(Work required)
Print all of the data exactly as written.

(Entries)
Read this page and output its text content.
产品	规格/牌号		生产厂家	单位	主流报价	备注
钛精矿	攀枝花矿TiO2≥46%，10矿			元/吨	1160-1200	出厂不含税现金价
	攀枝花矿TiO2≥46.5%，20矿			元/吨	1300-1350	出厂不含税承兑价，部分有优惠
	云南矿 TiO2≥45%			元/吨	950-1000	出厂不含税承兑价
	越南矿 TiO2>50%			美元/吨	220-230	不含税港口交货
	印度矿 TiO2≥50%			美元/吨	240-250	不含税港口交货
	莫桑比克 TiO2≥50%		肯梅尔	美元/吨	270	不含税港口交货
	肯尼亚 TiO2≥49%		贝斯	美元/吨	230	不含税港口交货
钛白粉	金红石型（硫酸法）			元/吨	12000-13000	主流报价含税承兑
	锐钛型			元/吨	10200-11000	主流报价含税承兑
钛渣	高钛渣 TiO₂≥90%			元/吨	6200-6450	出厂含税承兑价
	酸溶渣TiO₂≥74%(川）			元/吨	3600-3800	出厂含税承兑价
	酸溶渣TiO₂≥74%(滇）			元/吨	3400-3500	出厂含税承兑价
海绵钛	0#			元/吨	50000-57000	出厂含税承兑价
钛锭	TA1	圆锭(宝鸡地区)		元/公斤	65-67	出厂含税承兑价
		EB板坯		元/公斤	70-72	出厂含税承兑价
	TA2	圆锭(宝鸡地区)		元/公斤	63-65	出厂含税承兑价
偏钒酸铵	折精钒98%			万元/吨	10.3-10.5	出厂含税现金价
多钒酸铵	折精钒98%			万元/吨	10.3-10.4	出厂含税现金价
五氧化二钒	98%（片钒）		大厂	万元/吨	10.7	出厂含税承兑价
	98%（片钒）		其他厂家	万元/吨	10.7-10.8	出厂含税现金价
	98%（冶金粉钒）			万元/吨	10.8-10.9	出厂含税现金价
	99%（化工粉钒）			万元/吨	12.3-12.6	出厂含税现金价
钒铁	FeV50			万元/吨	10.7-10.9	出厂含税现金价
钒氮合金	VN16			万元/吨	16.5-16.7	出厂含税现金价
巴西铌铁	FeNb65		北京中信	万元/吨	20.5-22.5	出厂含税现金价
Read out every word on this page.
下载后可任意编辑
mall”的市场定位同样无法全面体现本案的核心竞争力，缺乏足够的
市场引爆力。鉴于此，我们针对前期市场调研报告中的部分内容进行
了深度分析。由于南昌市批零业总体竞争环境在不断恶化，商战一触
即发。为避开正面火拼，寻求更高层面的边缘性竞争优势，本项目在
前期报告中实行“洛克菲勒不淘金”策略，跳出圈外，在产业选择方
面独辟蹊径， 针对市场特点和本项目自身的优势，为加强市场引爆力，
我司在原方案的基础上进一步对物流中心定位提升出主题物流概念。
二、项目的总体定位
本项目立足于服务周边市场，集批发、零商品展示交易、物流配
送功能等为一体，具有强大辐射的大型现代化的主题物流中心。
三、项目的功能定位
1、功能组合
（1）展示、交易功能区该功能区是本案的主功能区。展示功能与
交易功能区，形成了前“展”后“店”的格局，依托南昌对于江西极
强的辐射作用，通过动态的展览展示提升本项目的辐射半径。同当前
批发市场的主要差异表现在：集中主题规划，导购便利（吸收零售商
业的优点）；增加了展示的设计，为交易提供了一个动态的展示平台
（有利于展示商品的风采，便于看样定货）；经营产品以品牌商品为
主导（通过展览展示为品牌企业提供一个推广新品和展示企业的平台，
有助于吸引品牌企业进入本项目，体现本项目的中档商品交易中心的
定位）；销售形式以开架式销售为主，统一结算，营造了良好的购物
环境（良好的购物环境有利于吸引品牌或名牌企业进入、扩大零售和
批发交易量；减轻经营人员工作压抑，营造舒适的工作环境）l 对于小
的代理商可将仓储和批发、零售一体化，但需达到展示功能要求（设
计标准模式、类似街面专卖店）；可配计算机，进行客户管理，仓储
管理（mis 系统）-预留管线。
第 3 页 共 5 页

(Task output)
Read this page and output its text content.
产品	规格/牌号		生产厂家	单位	主流报价	备注
钛精矿	攀枝花矿TiO2≥46%，10矿			元/吨	1160-1200	出厂不含税现金价
	攀枝花矿TiO2≥46.5%，20矿			元/吨	1300-1350	出厂不含税承兑价，部分有优惠
	云南矿 TiO2≥45%			元/吨	950-1000	出厂不含税承兑价
	越南矿 TiO2>50%			美元/吨	220-230	不含税港口交货
	印度矿 TiO2≥50%			美元/吨	240-250	不含税港口交货
	莫桑比克 TiO2≥50%		肯梅尔	美元/吨	270	不含税港口交货
	肯尼亚 TiO2≥49%		贝斯	美元/吨	230	不含税港口交货
钛白粉	金红石型（硫酸法）			元/吨	12000-13000	主流报价含税承兑
	锐钛型			元/吨	10200-11000	主流报价含税承兑
钛渣	高钛渣 TiO₂≥90%			元/吨	6200-6450	出厂含税承兑价
	酸溶渣TiO₂≥74%(川）			元/吨	3600-3800	出厂含税承兑价
	酸溶渣TiO₂≥74%(滇）			元/吨	3400-3500	出厂含税承兑价
海绵钛	0#			元/吨	50000-57000	出厂含税承兑价
钛锭	TA1	圆锭(宝鸡地区)		元/公斤	65-67	出厂含税承兑价
		EB板坯		元/公斤	70-72	出厂含税承兑价
	TA2	圆锭(宝鸡地区)		元/公斤	63-65	出厂含税承兑价
偏钒酸铵	折精钒98%			万元/吨	10.3-10.5	出厂含税现金价
多钒酸铵	折精钒98%			万元/吨	10.3-10.4	出厂含税现金价
五氧化二钒	98%（片钒）		大厂	万元/吨	10.7	出厂含税承兑价
	98%（片钒）		其他厂家	万元/吨	10.7-10.8	出厂含税现金价
	98%（冶金粉钒）			万元/吨	10.8-10.9	出厂含税现金价
	99%（化工粉钒）			万元/吨	12.3-12.6	出厂含税现金价
钒铁	FeV50			万元/吨	10.7-10.9	出厂含税现金价
钒氮合金	VN16			万元/吨	16.5-16.7	出厂含税现金价
巴西铌铁	FeNb65		北京中信	万元/吨	20.5-22.5	出厂含税现金价
Read out every word on this page.
下载后可任意编辑
mall”的市场定位同样无法全面体现本案的核心竞争力，缺乏足够的
市场引爆力。鉴于此，我们针对前期市场调研报告中的部分内容进行
了深度分析。由于南昌市批零业总体竞争环境在不断恶化，商战一触
即发。为避开正面火拼，寻求更高层面的边缘性竞争优势，本项目在
前期报告中实行“洛克菲勒不淘金”策略，跳出圈外，在产业选择方
面独辟蹊径， 针对市场特点和本项目自身的优势，为加强市场引爆力，
我司在原方案的基础上进一步对物流中心定位提升出主题物流概念。
二、项目的总体定位
本项目立足于服务周边市场，集批发、零商品展示交易、物流配
送功能等为一体，具有强大辐射的大型现代化的主题物流中心。
三、项目的功能定位
1、功能组合
（1）展示、交易功能区该功能区是本案的主功能区。展示功能与
交易功能区，形成了前“展”后“店”的格局，依托南昌对于江西极
强的辐射作用，通过动态的展览展示提升本项目的辐射半径。同当前
批发市场的主要差异表现在：集中主题规划，导购便利（吸收零售商
业的优点）；增加了展示的设计，为交易提供了一个动态的展示平台
（有利于展示商品的风采，便于看样定货）；经营产品以品牌商品为
主导（通过展览展示为品牌企业提供一个推广新品和展示企业的平台，
有助于吸引品牌企业进入本项目，体现本项目的中档商品交易中心的
定位）；销售形式以开架式销售为主，统一结算，营造了良好的购物
环境（良好的购物环境有利于吸引品牌或名牌企业进入、扩大零售和
批发交易量；减轻经营人员工作压抑，营造舒适的工作环境）l 对于小
的代理商可将仓储和批发、零售一体化，但需达到展示功能要求（设
计标准模式、类似街面专卖店）；可配计算机，进行客户管理，仓储
管理（mis 系统）-预留管线。
第 3 页 共 5 页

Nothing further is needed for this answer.